>> BEGIN

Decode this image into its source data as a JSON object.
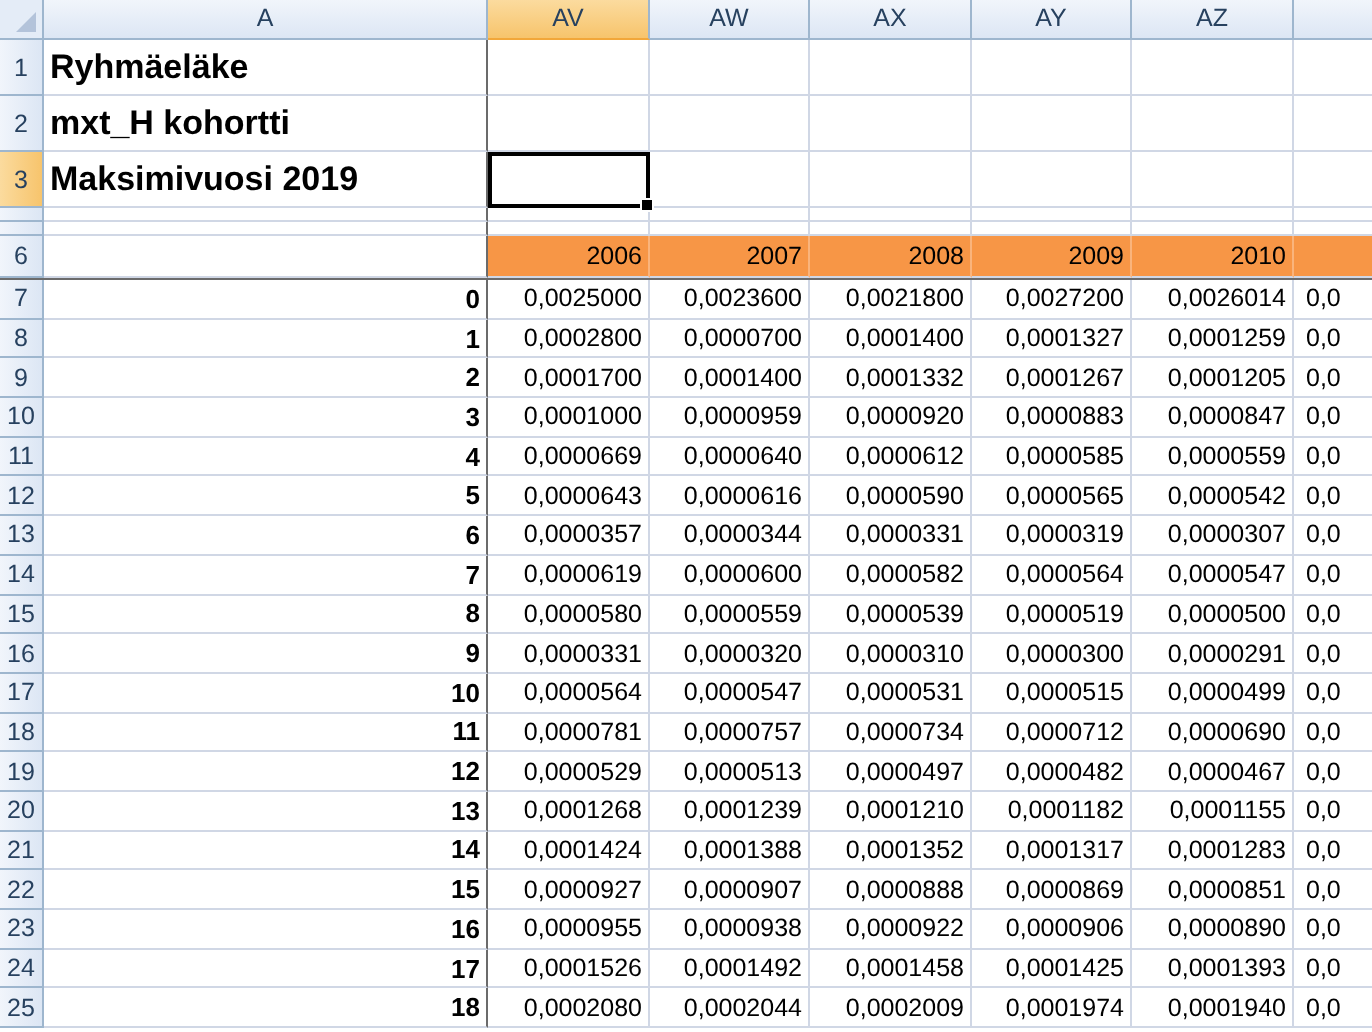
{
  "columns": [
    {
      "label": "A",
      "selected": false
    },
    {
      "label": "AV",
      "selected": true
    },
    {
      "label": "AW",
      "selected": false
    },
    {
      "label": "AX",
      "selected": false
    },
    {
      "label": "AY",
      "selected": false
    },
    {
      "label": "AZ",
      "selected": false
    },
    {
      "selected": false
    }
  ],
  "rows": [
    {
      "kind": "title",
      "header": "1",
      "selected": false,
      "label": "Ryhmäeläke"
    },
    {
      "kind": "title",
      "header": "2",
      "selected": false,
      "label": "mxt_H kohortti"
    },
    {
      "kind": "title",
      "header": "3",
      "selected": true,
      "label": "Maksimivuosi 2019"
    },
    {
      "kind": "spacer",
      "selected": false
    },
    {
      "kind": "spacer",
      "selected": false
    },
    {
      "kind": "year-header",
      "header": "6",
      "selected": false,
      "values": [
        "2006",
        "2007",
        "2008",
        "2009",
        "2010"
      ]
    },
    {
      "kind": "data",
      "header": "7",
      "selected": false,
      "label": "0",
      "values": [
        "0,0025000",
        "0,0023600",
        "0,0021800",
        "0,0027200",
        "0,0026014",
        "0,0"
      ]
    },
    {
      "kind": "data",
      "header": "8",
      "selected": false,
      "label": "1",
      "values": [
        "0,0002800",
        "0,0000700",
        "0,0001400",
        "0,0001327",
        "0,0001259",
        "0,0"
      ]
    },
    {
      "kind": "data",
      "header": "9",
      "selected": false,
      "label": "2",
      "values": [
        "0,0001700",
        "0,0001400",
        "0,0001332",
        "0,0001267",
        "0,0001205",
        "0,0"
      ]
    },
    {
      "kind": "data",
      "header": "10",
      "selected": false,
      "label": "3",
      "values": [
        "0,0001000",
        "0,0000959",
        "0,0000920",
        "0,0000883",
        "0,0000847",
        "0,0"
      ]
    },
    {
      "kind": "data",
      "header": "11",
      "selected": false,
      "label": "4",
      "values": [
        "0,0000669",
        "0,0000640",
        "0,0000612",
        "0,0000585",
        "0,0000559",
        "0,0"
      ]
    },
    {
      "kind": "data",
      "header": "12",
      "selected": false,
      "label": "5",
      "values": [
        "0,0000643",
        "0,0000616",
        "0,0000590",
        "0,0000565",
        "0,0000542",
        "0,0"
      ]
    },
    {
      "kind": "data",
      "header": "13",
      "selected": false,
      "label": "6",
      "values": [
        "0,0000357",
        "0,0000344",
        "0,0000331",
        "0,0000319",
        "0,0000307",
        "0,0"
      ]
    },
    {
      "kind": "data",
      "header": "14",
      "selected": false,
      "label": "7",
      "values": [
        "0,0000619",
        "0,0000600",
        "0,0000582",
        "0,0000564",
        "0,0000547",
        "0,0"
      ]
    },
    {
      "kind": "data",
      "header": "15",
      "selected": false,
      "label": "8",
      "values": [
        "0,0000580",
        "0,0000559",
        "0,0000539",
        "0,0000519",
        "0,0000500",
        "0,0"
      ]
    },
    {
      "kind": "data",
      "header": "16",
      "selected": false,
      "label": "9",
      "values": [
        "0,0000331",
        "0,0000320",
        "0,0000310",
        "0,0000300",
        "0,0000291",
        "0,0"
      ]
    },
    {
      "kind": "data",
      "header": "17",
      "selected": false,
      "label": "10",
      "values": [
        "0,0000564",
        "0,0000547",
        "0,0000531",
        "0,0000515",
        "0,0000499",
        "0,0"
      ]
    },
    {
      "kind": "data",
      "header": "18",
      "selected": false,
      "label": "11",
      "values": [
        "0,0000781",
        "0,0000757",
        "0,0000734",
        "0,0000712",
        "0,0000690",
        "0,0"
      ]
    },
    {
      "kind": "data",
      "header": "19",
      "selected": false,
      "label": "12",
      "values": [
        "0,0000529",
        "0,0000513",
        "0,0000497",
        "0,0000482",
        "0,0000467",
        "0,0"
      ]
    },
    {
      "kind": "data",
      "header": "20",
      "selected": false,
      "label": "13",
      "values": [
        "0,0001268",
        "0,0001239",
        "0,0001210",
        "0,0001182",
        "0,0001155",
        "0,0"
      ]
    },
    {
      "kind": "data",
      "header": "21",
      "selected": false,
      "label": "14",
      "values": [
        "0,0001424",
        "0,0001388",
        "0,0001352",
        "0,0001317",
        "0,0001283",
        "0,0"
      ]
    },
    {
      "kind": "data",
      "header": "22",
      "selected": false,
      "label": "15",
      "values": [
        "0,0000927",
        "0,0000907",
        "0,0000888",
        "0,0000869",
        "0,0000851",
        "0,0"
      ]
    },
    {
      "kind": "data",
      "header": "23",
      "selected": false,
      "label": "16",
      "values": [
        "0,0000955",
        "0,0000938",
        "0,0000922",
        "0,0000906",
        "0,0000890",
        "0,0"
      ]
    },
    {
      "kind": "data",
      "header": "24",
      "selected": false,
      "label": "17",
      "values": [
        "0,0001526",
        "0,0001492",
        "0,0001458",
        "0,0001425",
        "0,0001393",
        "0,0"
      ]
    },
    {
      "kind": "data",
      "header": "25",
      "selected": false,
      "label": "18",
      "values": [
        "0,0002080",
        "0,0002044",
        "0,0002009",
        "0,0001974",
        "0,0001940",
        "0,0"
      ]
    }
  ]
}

>> END

## Exercise aim:
Reproduce the data above in full, exactly as it is, with the pictures left out.

## Exercise response:
Decode this image into its source data as a JSON object.
{
  "columns": [
    {
      "label": "A",
      "selected": false
    },
    {
      "label": "AV",
      "selected": true
    },
    {
      "label": "AW",
      "selected": false
    },
    {
      "label": "AX",
      "selected": false
    },
    {
      "label": "AY",
      "selected": false
    },
    {
      "label": "AZ",
      "selected": false
    },
    {
      "selected": false
    }
  ],
  "rows": [
    {
      "kind": "title",
      "header": "1",
      "selected": false,
      "label": "Ryhmäeläke"
    },
    {
      "kind": "title",
      "header": "2",
      "selected": false,
      "label": "mxt_H kohortti"
    },
    {
      "kind": "title",
      "header": "3",
      "selected": true,
      "label": "Maksimivuosi 2019"
    },
    {
      "kind": "spacer",
      "selected": false
    },
    {
      "kind": "spacer",
      "selected": false
    },
    {
      "kind": "year-header",
      "header": "6",
      "selected": false,
      "values": [
        "2006",
        "2007",
        "2008",
        "2009",
        "2010"
      ]
    },
    {
      "kind": "data",
      "header": "7",
      "selected": false,
      "label": "0",
      "values": [
        "0,0025000",
        "0,0023600",
        "0,0021800",
        "0,0027200",
        "0,0026014",
        "0,0"
      ]
    },
    {
      "kind": "data",
      "header": "8",
      "selected": false,
      "label": "1",
      "values": [
        "0,0002800",
        "0,0000700",
        "0,0001400",
        "0,0001327",
        "0,0001259",
        "0,0"
      ]
    },
    {
      "kind": "data",
      "header": "9",
      "selected": false,
      "label": "2",
      "values": [
        "0,0001700",
        "0,0001400",
        "0,0001332",
        "0,0001267",
        "0,0001205",
        "0,0"
      ]
    },
    {
      "kind": "data",
      "header": "10",
      "selected": false,
      "label": "3",
      "values": [
        "0,0001000",
        "0,0000959",
        "0,0000920",
        "0,0000883",
        "0,0000847",
        "0,0"
      ]
    },
    {
      "kind": "data",
      "header": "11",
      "selected": false,
      "label": "4",
      "values": [
        "0,0000669",
        "0,0000640",
        "0,0000612",
        "0,0000585",
        "0,0000559",
        "0,0"
      ]
    },
    {
      "kind": "data",
      "header": "12",
      "selected": false,
      "label": "5",
      "values": [
        "0,0000643",
        "0,0000616",
        "0,0000590",
        "0,0000565",
        "0,0000542",
        "0,0"
      ]
    },
    {
      "kind": "data",
      "header": "13",
      "selected": false,
      "label": "6",
      "values": [
        "0,0000357",
        "0,0000344",
        "0,0000331",
        "0,0000319",
        "0,0000307",
        "0,0"
      ]
    },
    {
      "kind": "data",
      "header": "14",
      "selected": false,
      "label": "7",
      "values": [
        "0,0000619",
        "0,0000600",
        "0,0000582",
        "0,0000564",
        "0,0000547",
        "0,0"
      ]
    },
    {
      "kind": "data",
      "header": "15",
      "selected": false,
      "label": "8",
      "values": [
        "0,0000580",
        "0,0000559",
        "0,0000539",
        "0,0000519",
        "0,0000500",
        "0,0"
      ]
    },
    {
      "kind": "data",
      "header": "16",
      "selected": false,
      "label": "9",
      "values": [
        "0,0000331",
        "0,0000320",
        "0,0000310",
        "0,0000300",
        "0,0000291",
        "0,0"
      ]
    },
    {
      "kind": "data",
      "header": "17",
      "selected": false,
      "label": "10",
      "values": [
        "0,0000564",
        "0,0000547",
        "0,0000531",
        "0,0000515",
        "0,0000499",
        "0,0"
      ]
    },
    {
      "kind": "data",
      "header": "18",
      "selected": false,
      "label": "11",
      "values": [
        "0,0000781",
        "0,0000757",
        "0,0000734",
        "0,0000712",
        "0,0000690",
        "0,0"
      ]
    },
    {
      "kind": "data",
      "header": "19",
      "selected": false,
      "label": "12",
      "values": [
        "0,0000529",
        "0,0000513",
        "0,0000497",
        "0,0000482",
        "0,0000467",
        "0,0"
      ]
    },
    {
      "kind": "data",
      "header": "20",
      "selected": false,
      "label": "13",
      "values": [
        "0,0001268",
        "0,0001239",
        "0,0001210",
        "0,0001182",
        "0,0001155",
        "0,0"
      ]
    },
    {
      "kind": "data",
      "header": "21",
      "selected": false,
      "label": "14",
      "values": [
        "0,0001424",
        "0,0001388",
        "0,0001352",
        "0,0001317",
        "0,0001283",
        "0,0"
      ]
    },
    {
      "kind": "data",
      "header": "22",
      "selected": false,
      "label": "15",
      "values": [
        "0,0000927",
        "0,0000907",
        "0,0000888",
        "0,0000869",
        "0,0000851",
        "0,0"
      ]
    },
    {
      "kind": "data",
      "header": "23",
      "selected": false,
      "label": "16",
      "values": [
        "0,0000955",
        "0,0000938",
        "0,0000922",
        "0,0000906",
        "0,0000890",
        "0,0"
      ]
    },
    {
      "kind": "data",
      "header": "24",
      "selected": false,
      "label": "17",
      "values": [
        "0,0001526",
        "0,0001492",
        "0,0001458",
        "0,0001425",
        "0,0001393",
        "0,0"
      ]
    },
    {
      "kind": "data",
      "header": "25",
      "selected": false,
      "label": "18",
      "values": [
        "0,0002080",
        "0,0002044",
        "0,0002009",
        "0,0001974",
        "0,0001940",
        "0,0"
      ]
    }
  ]
}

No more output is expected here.